#### The input ####

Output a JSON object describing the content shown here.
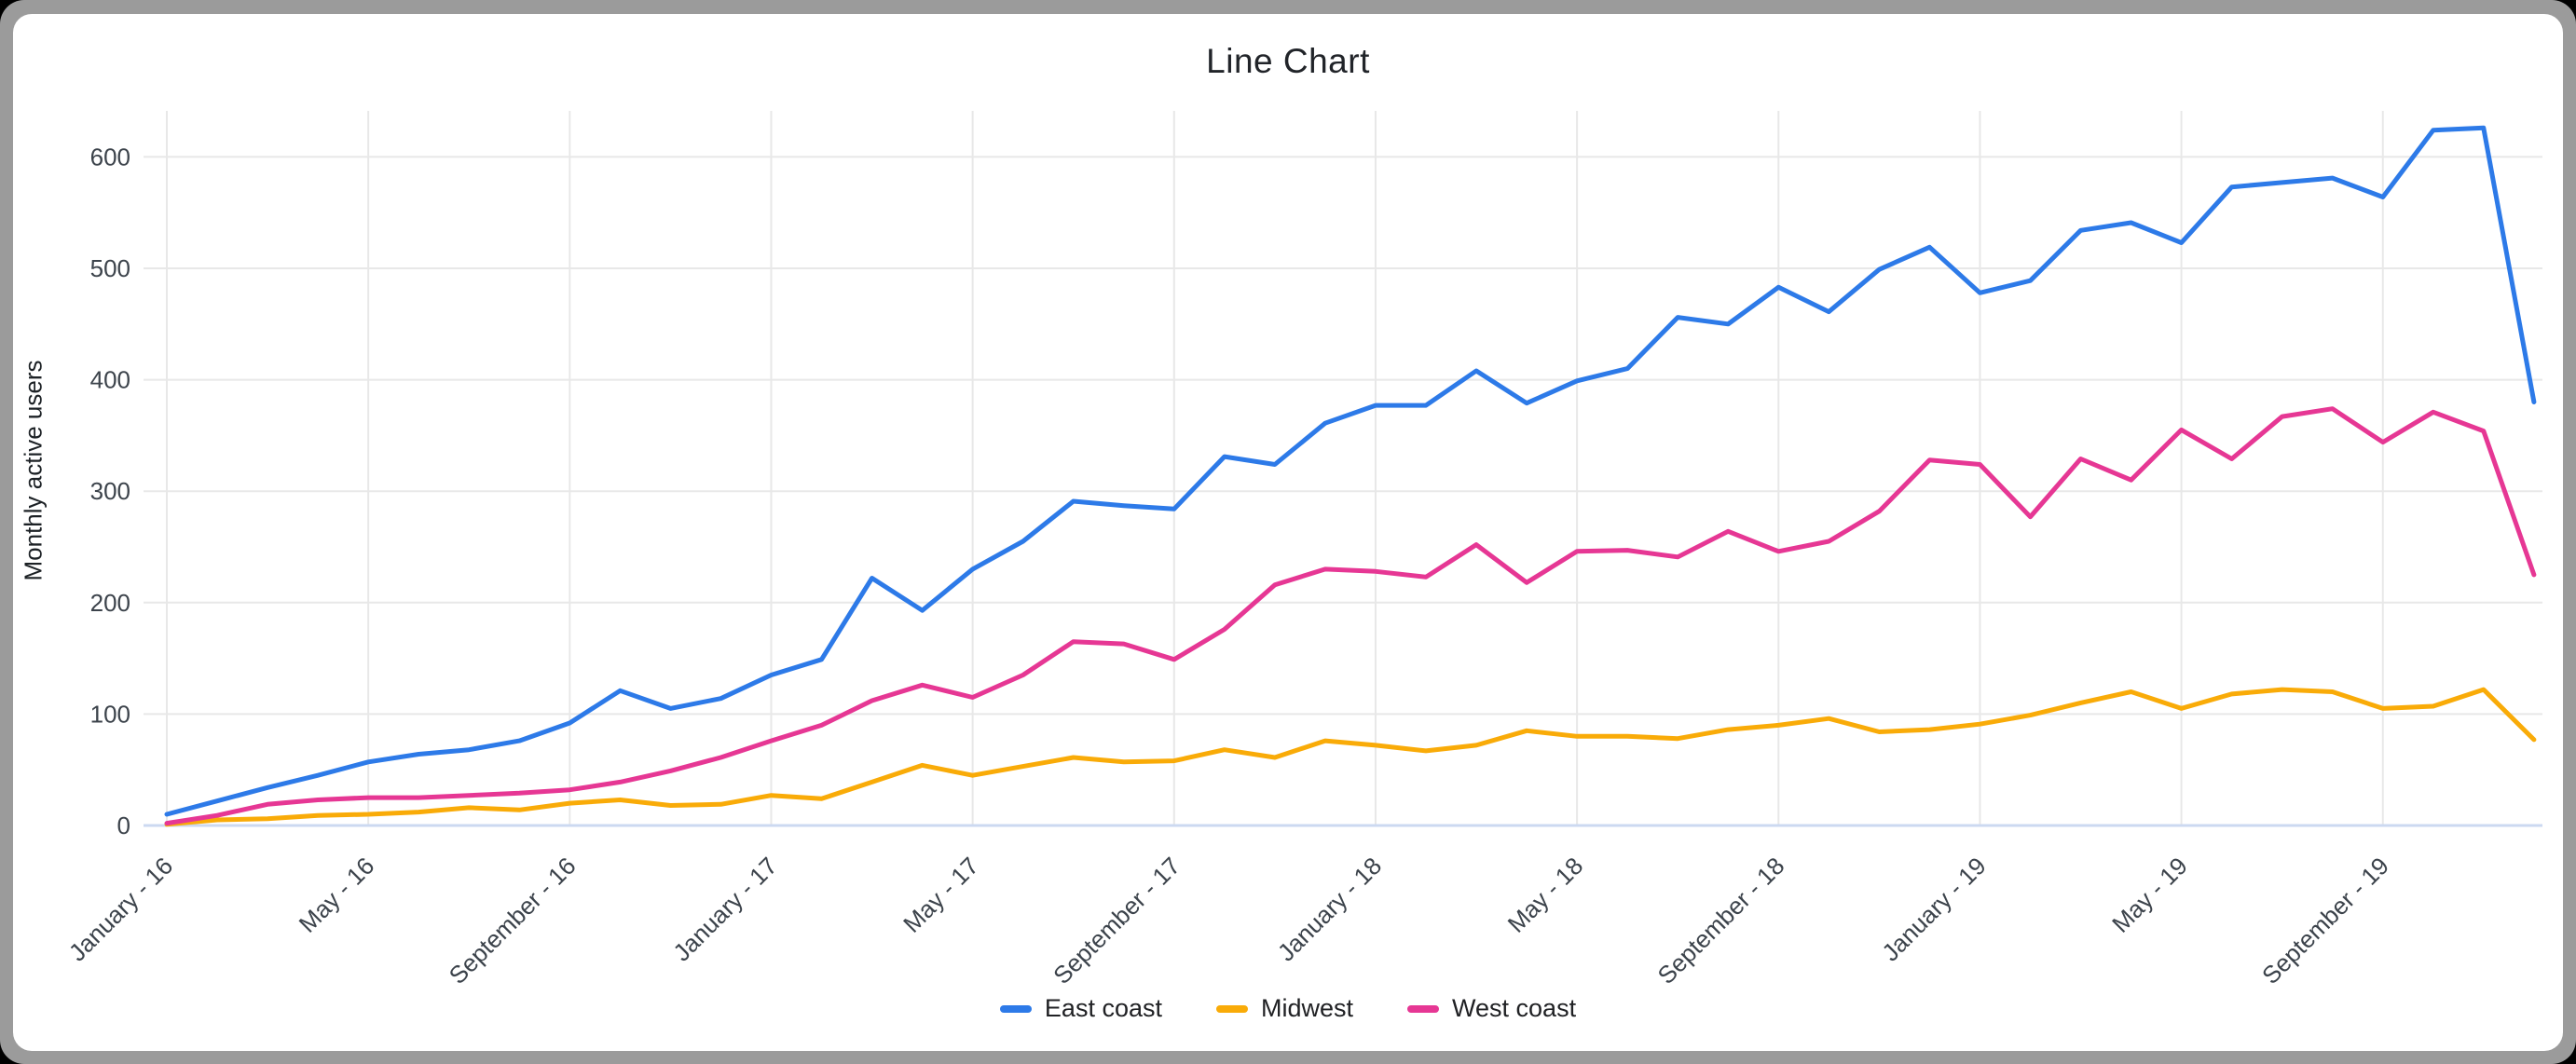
{
  "window": {
    "frame_color": "#9b9b9b",
    "card_color": "#ffffff"
  },
  "chart_data": {
    "type": "line",
    "title": "Line Chart",
    "xlabel": "",
    "ylabel": "Monthly active users",
    "ylim": [
      0,
      600
    ],
    "ytick_step": 100,
    "ytick_labels": [
      "0",
      "100",
      "200",
      "300",
      "400",
      "500",
      "600"
    ],
    "grid": true,
    "legend_position": "bottom",
    "tick_every": 4,
    "xtick_labels": [
      "January - 16",
      "May - 16",
      "September - 16",
      "January - 17",
      "May - 17",
      "September - 17",
      "January - 18",
      "May - 18",
      "September - 18",
      "January - 19",
      "May - 19",
      "September - 19"
    ],
    "x": [
      "January - 16",
      "February - 16",
      "March - 16",
      "April - 16",
      "May - 16",
      "June - 16",
      "July - 16",
      "August - 16",
      "September - 16",
      "October - 16",
      "November - 16",
      "December - 16",
      "January - 17",
      "February - 17",
      "March - 17",
      "April - 17",
      "May - 17",
      "June - 17",
      "July - 17",
      "August - 17",
      "September - 17",
      "October - 17",
      "November - 17",
      "December - 17",
      "January - 18",
      "February - 18",
      "March - 18",
      "April - 18",
      "May - 18",
      "June - 18",
      "July - 18",
      "August - 18",
      "September - 18",
      "October - 18",
      "November - 18",
      "December - 18",
      "January - 19",
      "February - 19",
      "March - 19",
      "April - 19",
      "May - 19",
      "June - 19",
      "July - 19",
      "August - 19",
      "September - 19",
      "October - 19",
      "November - 19",
      "December - 19"
    ],
    "series": [
      {
        "name": "East coast",
        "color": "#2d7ae8",
        "values": [
          10,
          22,
          34,
          45,
          57,
          64,
          68,
          76,
          92,
          121,
          105,
          114,
          135,
          149,
          222,
          193,
          230,
          255,
          291,
          287,
          284,
          331,
          324,
          361,
          377,
          377,
          408,
          379,
          399,
          410,
          456,
          450,
          483,
          461,
          499,
          519,
          478,
          489,
          534,
          541,
          523,
          573,
          577,
          581,
          564,
          624,
          626,
          380
        ]
      },
      {
        "name": "Midwest",
        "color": "#f9ab08",
        "values": [
          1,
          5,
          6,
          9,
          10,
          12,
          16,
          14,
          20,
          23,
          18,
          19,
          27,
          24,
          39,
          54,
          45,
          53,
          61,
          57,
          58,
          68,
          61,
          76,
          72,
          67,
          72,
          85,
          80,
          80,
          78,
          86,
          90,
          96,
          84,
          86,
          91,
          99,
          110,
          120,
          105,
          118,
          122,
          120,
          105,
          107,
          122,
          77
        ]
      },
      {
        "name": "West coast",
        "color": "#e63794",
        "values": [
          2,
          9,
          19,
          23,
          25,
          25,
          27,
          29,
          32,
          39,
          49,
          61,
          76,
          90,
          112,
          126,
          115,
          135,
          165,
          163,
          149,
          176,
          216,
          230,
          228,
          223,
          252,
          218,
          246,
          247,
          241,
          264,
          246,
          255,
          282,
          328,
          324,
          277,
          329,
          310,
          355,
          329,
          367,
          374,
          344,
          371,
          354,
          225
        ]
      }
    ],
    "style": {
      "grid_color": "#e8e8e8",
      "baseline_color": "#ccd9f1",
      "tick_text_color": "#3c434b",
      "line_width": 5
    }
  }
}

####

> Instruction
Restate the data above word for word. Do not include the images.

> Written response
Output a JSON object describing the content shown here.
{
  "window": {
    "frame_color": "#9b9b9b",
    "card_color": "#ffffff"
  },
  "chart_data": {
    "type": "line",
    "title": "Line Chart",
    "xlabel": "",
    "ylabel": "Monthly active users",
    "ylim": [
      0,
      600
    ],
    "ytick_step": 100,
    "ytick_labels": [
      "0",
      "100",
      "200",
      "300",
      "400",
      "500",
      "600"
    ],
    "grid": true,
    "legend_position": "bottom",
    "tick_every": 4,
    "xtick_labels": [
      "January - 16",
      "May - 16",
      "September - 16",
      "January - 17",
      "May - 17",
      "September - 17",
      "January - 18",
      "May - 18",
      "September - 18",
      "January - 19",
      "May - 19",
      "September - 19"
    ],
    "x": [
      "January - 16",
      "February - 16",
      "March - 16",
      "April - 16",
      "May - 16",
      "June - 16",
      "July - 16",
      "August - 16",
      "September - 16",
      "October - 16",
      "November - 16",
      "December - 16",
      "January - 17",
      "February - 17",
      "March - 17",
      "April - 17",
      "May - 17",
      "June - 17",
      "July - 17",
      "August - 17",
      "September - 17",
      "October - 17",
      "November - 17",
      "December - 17",
      "January - 18",
      "February - 18",
      "March - 18",
      "April - 18",
      "May - 18",
      "June - 18",
      "July - 18",
      "August - 18",
      "September - 18",
      "October - 18",
      "November - 18",
      "December - 18",
      "January - 19",
      "February - 19",
      "March - 19",
      "April - 19",
      "May - 19",
      "June - 19",
      "July - 19",
      "August - 19",
      "September - 19",
      "October - 19",
      "November - 19",
      "December - 19"
    ],
    "series": [
      {
        "name": "East coast",
        "color": "#2d7ae8",
        "values": [
          10,
          22,
          34,
          45,
          57,
          64,
          68,
          76,
          92,
          121,
          105,
          114,
          135,
          149,
          222,
          193,
          230,
          255,
          291,
          287,
          284,
          331,
          324,
          361,
          377,
          377,
          408,
          379,
          399,
          410,
          456,
          450,
          483,
          461,
          499,
          519,
          478,
          489,
          534,
          541,
          523,
          573,
          577,
          581,
          564,
          624,
          626,
          380
        ]
      },
      {
        "name": "Midwest",
        "color": "#f9ab08",
        "values": [
          1,
          5,
          6,
          9,
          10,
          12,
          16,
          14,
          20,
          23,
          18,
          19,
          27,
          24,
          39,
          54,
          45,
          53,
          61,
          57,
          58,
          68,
          61,
          76,
          72,
          67,
          72,
          85,
          80,
          80,
          78,
          86,
          90,
          96,
          84,
          86,
          91,
          99,
          110,
          120,
          105,
          118,
          122,
          120,
          105,
          107,
          122,
          77
        ]
      },
      {
        "name": "West coast",
        "color": "#e63794",
        "values": [
          2,
          9,
          19,
          23,
          25,
          25,
          27,
          29,
          32,
          39,
          49,
          61,
          76,
          90,
          112,
          126,
          115,
          135,
          165,
          163,
          149,
          176,
          216,
          230,
          228,
          223,
          252,
          218,
          246,
          247,
          241,
          264,
          246,
          255,
          282,
          328,
          324,
          277,
          329,
          310,
          355,
          329,
          367,
          374,
          344,
          371,
          354,
          225
        ]
      }
    ],
    "style": {
      "grid_color": "#e8e8e8",
      "baseline_color": "#ccd9f1",
      "tick_text_color": "#3c434b",
      "line_width": 5
    }
  }
}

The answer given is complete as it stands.